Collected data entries
┌────────

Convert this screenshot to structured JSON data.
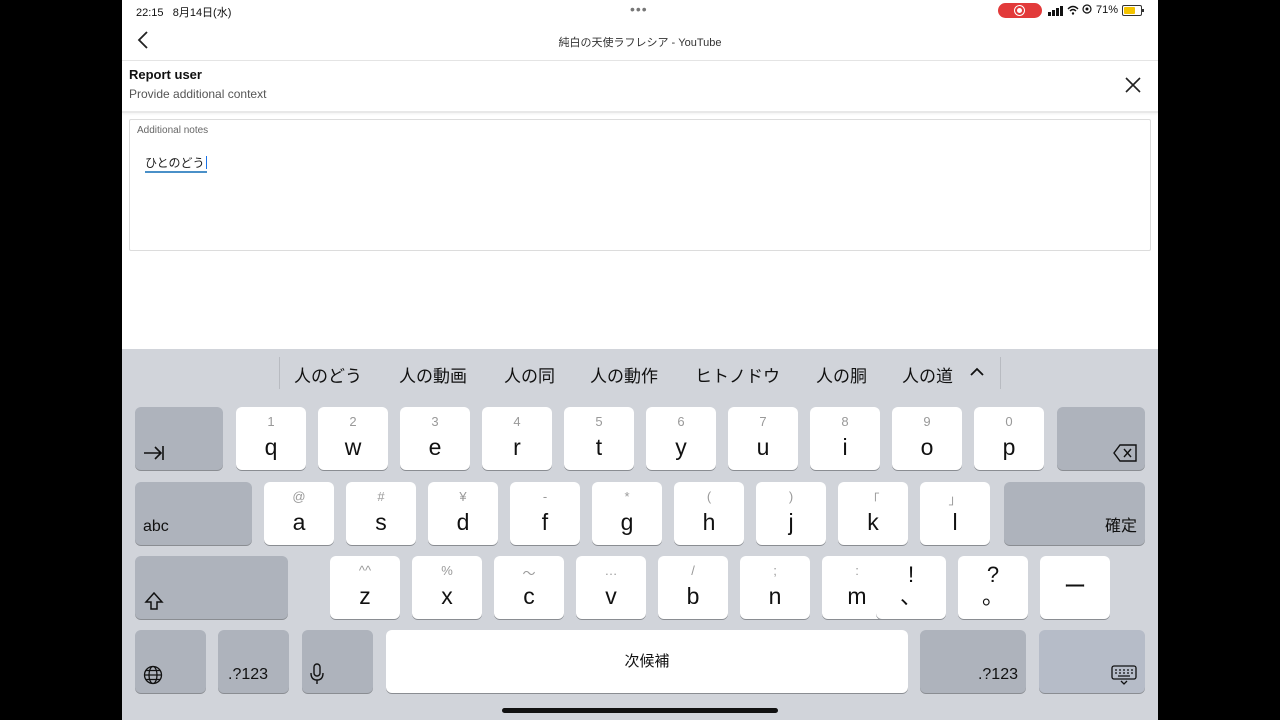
{
  "status": {
    "time": "22:15",
    "date": "8月14日(水)",
    "battery": "71%",
    "battery_level": 0.71
  },
  "nav": {
    "title": "純白の天使ラフレシア - YouTube"
  },
  "dialog": {
    "title": "Report user",
    "subtitle": "Provide additional context"
  },
  "notes": {
    "label": "Additional notes",
    "value": "ひとのどう"
  },
  "candidates": [
    "人のどう",
    "人の動画",
    "人の同",
    "人の動作",
    "ヒトノドウ",
    "人の胴",
    "人の道"
  ],
  "keyboard": {
    "row1": [
      {
        "sub": "1",
        "main": "q"
      },
      {
        "sub": "2",
        "main": "w"
      },
      {
        "sub": "3",
        "main": "e"
      },
      {
        "sub": "4",
        "main": "r"
      },
      {
        "sub": "5",
        "main": "t"
      },
      {
        "sub": "6",
        "main": "y"
      },
      {
        "sub": "7",
        "main": "u"
      },
      {
        "sub": "8",
        "main": "i"
      },
      {
        "sub": "9",
        "main": "o"
      },
      {
        "sub": "0",
        "main": "p"
      }
    ],
    "row2": [
      {
        "sub": "@",
        "main": "a"
      },
      {
        "sub": "#",
        "main": "s"
      },
      {
        "sub": "¥",
        "main": "d"
      },
      {
        "sub": "-",
        "main": "f"
      },
      {
        "sub": "*",
        "main": "g"
      },
      {
        "sub": "(",
        "main": "h"
      },
      {
        "sub": ")",
        "main": "j"
      },
      {
        "sub": "「",
        "main": "k"
      },
      {
        "sub": "」",
        "main": "l"
      }
    ],
    "row3": [
      {
        "sub": "^^",
        "main": "z"
      },
      {
        "sub": "%",
        "main": "x"
      },
      {
        "sub": "〜",
        "main": "c"
      },
      {
        "sub": "…",
        "main": "v"
      },
      {
        "sub": "/",
        "main": "b"
      },
      {
        "sub": ";",
        "main": "n"
      },
      {
        "sub": ":",
        "main": "m"
      }
    ],
    "punct1": {
      "top": "!",
      "bottom": "、"
    },
    "punct2": {
      "top": "?",
      "bottom": "。"
    },
    "dash": "ー",
    "abc": "abc",
    "confirm": "確定",
    "num_left": ".?123",
    "num_right": ".?123",
    "space": "次候補"
  }
}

└────────

Copy the entries above faithfully and omit every image.

Convert this screenshot to structured JSON data.
{
  "status": {
    "time": "22:15",
    "date": "8月14日(水)",
    "battery": "71%",
    "battery_level": 0.71
  },
  "nav": {
    "title": "純白の天使ラフレシア - YouTube"
  },
  "dialog": {
    "title": "Report user",
    "subtitle": "Provide additional context"
  },
  "notes": {
    "label": "Additional notes",
    "value": "ひとのどう"
  },
  "candidates": [
    "人のどう",
    "人の動画",
    "人の同",
    "人の動作",
    "ヒトノドウ",
    "人の胴",
    "人の道"
  ],
  "keyboard": {
    "row1": [
      {
        "sub": "1",
        "main": "q"
      },
      {
        "sub": "2",
        "main": "w"
      },
      {
        "sub": "3",
        "main": "e"
      },
      {
        "sub": "4",
        "main": "r"
      },
      {
        "sub": "5",
        "main": "t"
      },
      {
        "sub": "6",
        "main": "y"
      },
      {
        "sub": "7",
        "main": "u"
      },
      {
        "sub": "8",
        "main": "i"
      },
      {
        "sub": "9",
        "main": "o"
      },
      {
        "sub": "0",
        "main": "p"
      }
    ],
    "row2": [
      {
        "sub": "@",
        "main": "a"
      },
      {
        "sub": "#",
        "main": "s"
      },
      {
        "sub": "¥",
        "main": "d"
      },
      {
        "sub": "-",
        "main": "f"
      },
      {
        "sub": "*",
        "main": "g"
      },
      {
        "sub": "(",
        "main": "h"
      },
      {
        "sub": ")",
        "main": "j"
      },
      {
        "sub": "「",
        "main": "k"
      },
      {
        "sub": "」",
        "main": "l"
      }
    ],
    "row3": [
      {
        "sub": "^^",
        "main": "z"
      },
      {
        "sub": "%",
        "main": "x"
      },
      {
        "sub": "〜",
        "main": "c"
      },
      {
        "sub": "…",
        "main": "v"
      },
      {
        "sub": "/",
        "main": "b"
      },
      {
        "sub": ";",
        "main": "n"
      },
      {
        "sub": ":",
        "main": "m"
      }
    ],
    "punct1": {
      "top": "!",
      "bottom": "、"
    },
    "punct2": {
      "top": "?",
      "bottom": "。"
    },
    "dash": "ー",
    "abc": "abc",
    "confirm": "確定",
    "num_left": ".?123",
    "num_right": ".?123",
    "space": "次候補"
  }
}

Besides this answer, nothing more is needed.